But there was something else that slipped through in the post match i/view that struck a chord with me - 'I don't want to say anything else right now', he added, after bravely facing the cameras and taking full responsibility for a moment of madness.

What is it that Gerrard wants to say? I'll tell you what I think it is. He's steaming mad at the scandalous way he's been treated by specifically Brendan Rodgers and Liverpool in general.

Rodgers has won his war with Gerrard. The skipper is out of the club at the end of the season. And make no mistake, despite Rodgers' efforts to blame 'time' for Gerrard's decision to leave HE is to blame. He's won the war, but he lost Sunday's battle. And it could yet be a very costly battle to have lost.

Liverpool made Gerrard an offer he COULD refuse when they put a contract extension to him earlier this season. That was the sole purpose of their offer, force Gerrard into making the decision to leave. Let him go public, thereby avoiding any blame for the outcome themselves. Rodgers wanted him out. With Carragher already gone Rodgers knew that with Gerrard on the way out too, the club was now his - all his.

Gerrard used his mate Carragher as his mouthpiece to hint at what was going on whilst remaining publicly very dignified. Rodgers has continued to heap praise on his inspirational skipper whilst quietly continuing to humiliate and frustrate him whenever he could.

This stand off started in Madrid remember, when Rodgers left Gerrard on the bench - and seething, watching the team he'd inspired into the C Lge, slip to defeat. You can imagine what was going through his mind. 'Is this why I gave up playing for my country? Is this why I worked so hard to get this team into the C Lge last season. Will I ever get the chance to play here again?'

Rodgers made seven changes that night and told us the team he picked was the best one to do the job. No it wasn't, they lost. And it's why he restored the seven he'd left out for the following weekends league match, including Gerrard.

Rodgers picked the wrong team. He mistakenly believed he could steer Liverpool to the ko stages of the C Lge after tossing the Real Madrid game off. Wrong again.

He also got his team selection wrong this past weekend. Gerrard HAD to start against Manchester United. HAD to. It was a game that his name stamped all over it. Liverpool NEEDED their captain for this one.

# [LISTED ENTRIES]

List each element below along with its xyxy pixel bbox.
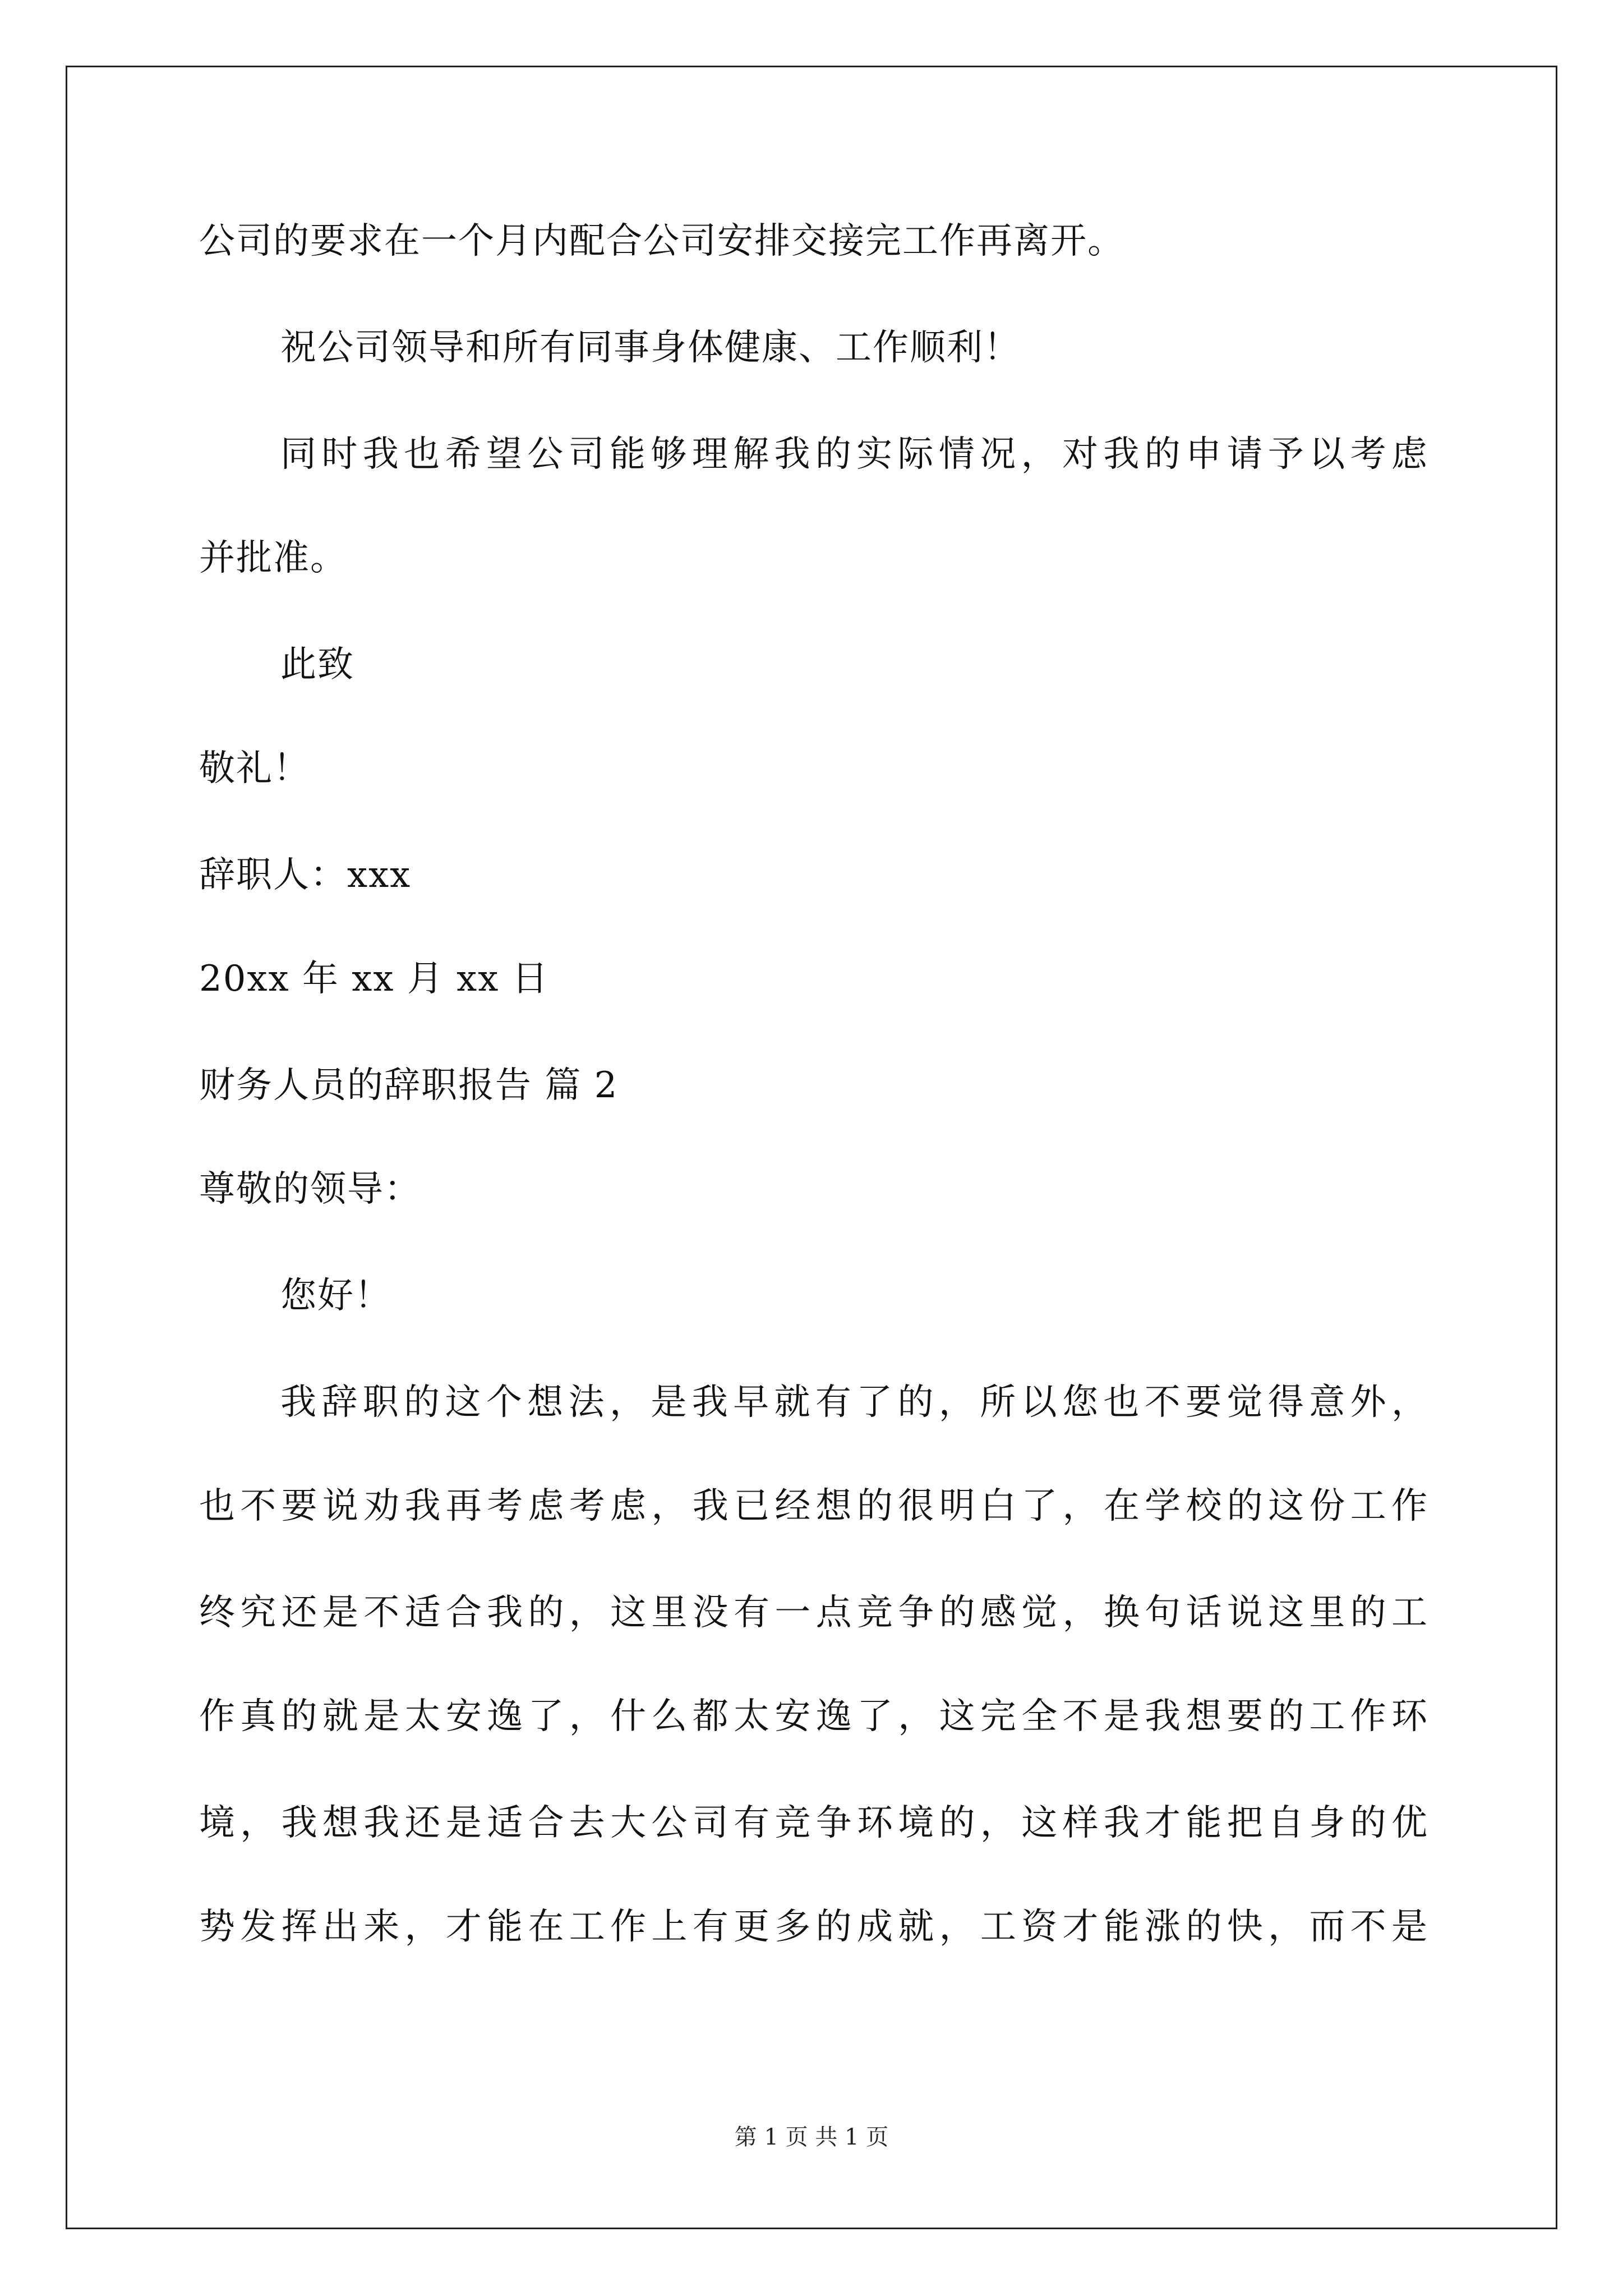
text-line: 作真的就是太安逸了，什么都太安逸了，这完全不是我想要的工作环 bbox=[199, 1696, 1427, 1737]
text-line: 终究还是不适合我的，这里没有一点竞争的感觉，换句话说这里的工 bbox=[199, 1592, 1427, 1634]
text-line: 也不要说劝我再考虑考虑，我已经想的很明白了，在学校的这份工作 bbox=[199, 1485, 1427, 1527]
greeting: 您好！ bbox=[280, 1275, 391, 1317]
page-number-footer: 第 1 页 共 1 页 bbox=[734, 2124, 889, 2150]
text-line: 同时我也希望公司能够理解我的实际情况，对我的申请予以考虑 bbox=[280, 434, 1427, 475]
salutation: 尊敬的领导： bbox=[199, 1168, 421, 1210]
section-heading: 财务人员的辞职报告 篇 2 bbox=[199, 1065, 619, 1106]
text-line: 并批准。 bbox=[199, 537, 347, 579]
text-line: 20xx 年 xx 月 xx 日 bbox=[199, 958, 549, 1000]
text-line: 此致 bbox=[280, 644, 354, 685]
text-line: 辞职人：xxx bbox=[199, 854, 412, 896]
text-line: 敬礼！ bbox=[199, 748, 310, 789]
text-line: 势发挥出来，才能在工作上有更多的成就，工资才能涨的快，而不是 bbox=[199, 1906, 1427, 1948]
text-line: 我辞职的这个想法，是我早就有了的，所以您也不要觉得意外， bbox=[280, 1382, 1427, 1423]
text-line: 祝公司领导和所有同事身体健康、工作顺利！ bbox=[280, 327, 1021, 369]
text-line: 公司的要求在一个月内配合公司安排交接完工作再离开。 bbox=[199, 220, 1124, 262]
text-line: 境，我想我还是适合去大公司有竞争环境的，这样我才能把自身的优 bbox=[199, 1802, 1427, 1844]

# [WORK TO COMPLETE]
a: From the text about Gerrard and Rodgers, return the part that opens with the words containing "This stand off" and closes with "off. Wrong again.".
b: In the records, rename "公司" to "单位" in the part that opens with the line containing "1696, 1427, 1737]" and closes with the line containing "text-line: 公司的要求在一个月内配合公司安排交接完工作再离开。 bbox=[199, 220, 1124, 262]", both lines included. Give back only those lines, with everything else unchanged.

# [SOLUTIONS TO EACH TASK]
a:
This stand off started in Madrid remember, when Rodgers left Gerrard on the bench - and seething, watching the team he'd inspired into the C Lge, slip to defeat. You can imagine what was going through his mind. 'Is this why I gave up playing for my country? Is this why I worked so hard to get this team into the C Lge last season. Will I ever get the chance to play here again?'

Rodgers made seven changes that night and told us the team he picked was the best one to do the job. No it wasn't, they lost. And it's why he restored the seven he'd left out for the following weekends league match, including Gerrard.

Rodgers picked the wrong team. He mistakenly believed he could steer Liverpool to the ko stages of the C Lge after tossing the Real Madrid game off. Wrong again.

b:
text-line: 作真的就是太安逸了，什么都太安逸了，这完全不是我想要的工作环 bbox=[199, 1696, 1427, 1737]
text-line: 终究还是不适合我的，这里没有一点竞争的感觉，换句话说这里的工 bbox=[199, 1592, 1427, 1634]
text-line: 也不要说劝我再考虑考虑，我已经想的很明白了，在学校的这份工作 bbox=[199, 1485, 1427, 1527]
greeting: 您好！ bbox=[280, 1275, 391, 1317]
page-number-footer: 第 1 页 共 1 页 bbox=[734, 2124, 889, 2150]
text-line: 同时我也希望单位能够理解我的实际情况，对我的申请予以考虑 bbox=[280, 434, 1427, 475]
salutation: 尊敬的领导： bbox=[199, 1168, 421, 1210]
section-heading: 财务人员的辞职报告 篇 2 bbox=[199, 1065, 619, 1106]
text-line: 并批准。 bbox=[199, 537, 347, 579]
text-line: 20xx 年 xx 月 xx 日 bbox=[199, 958, 549, 1000]
text-line: 此致 bbox=[280, 644, 354, 685]
text-line: 辞职人：xxx bbox=[199, 854, 412, 896]
text-line: 敬礼！ bbox=[199, 748, 310, 789]
text-line: 势发挥出来，才能在工作上有更多的成就，工资才能涨的快，而不是 bbox=[199, 1906, 1427, 1948]
text-line: 我辞职的这个想法，是我早就有了的，所以您也不要觉得意外， bbox=[280, 1382, 1427, 1423]
text-line: 祝单位领导和所有同事身体健康、工作顺利！ bbox=[280, 327, 1021, 369]
text-line: 单位的要求在一个月内配合单位安排交接完工作再离开。 bbox=[199, 220, 1124, 262]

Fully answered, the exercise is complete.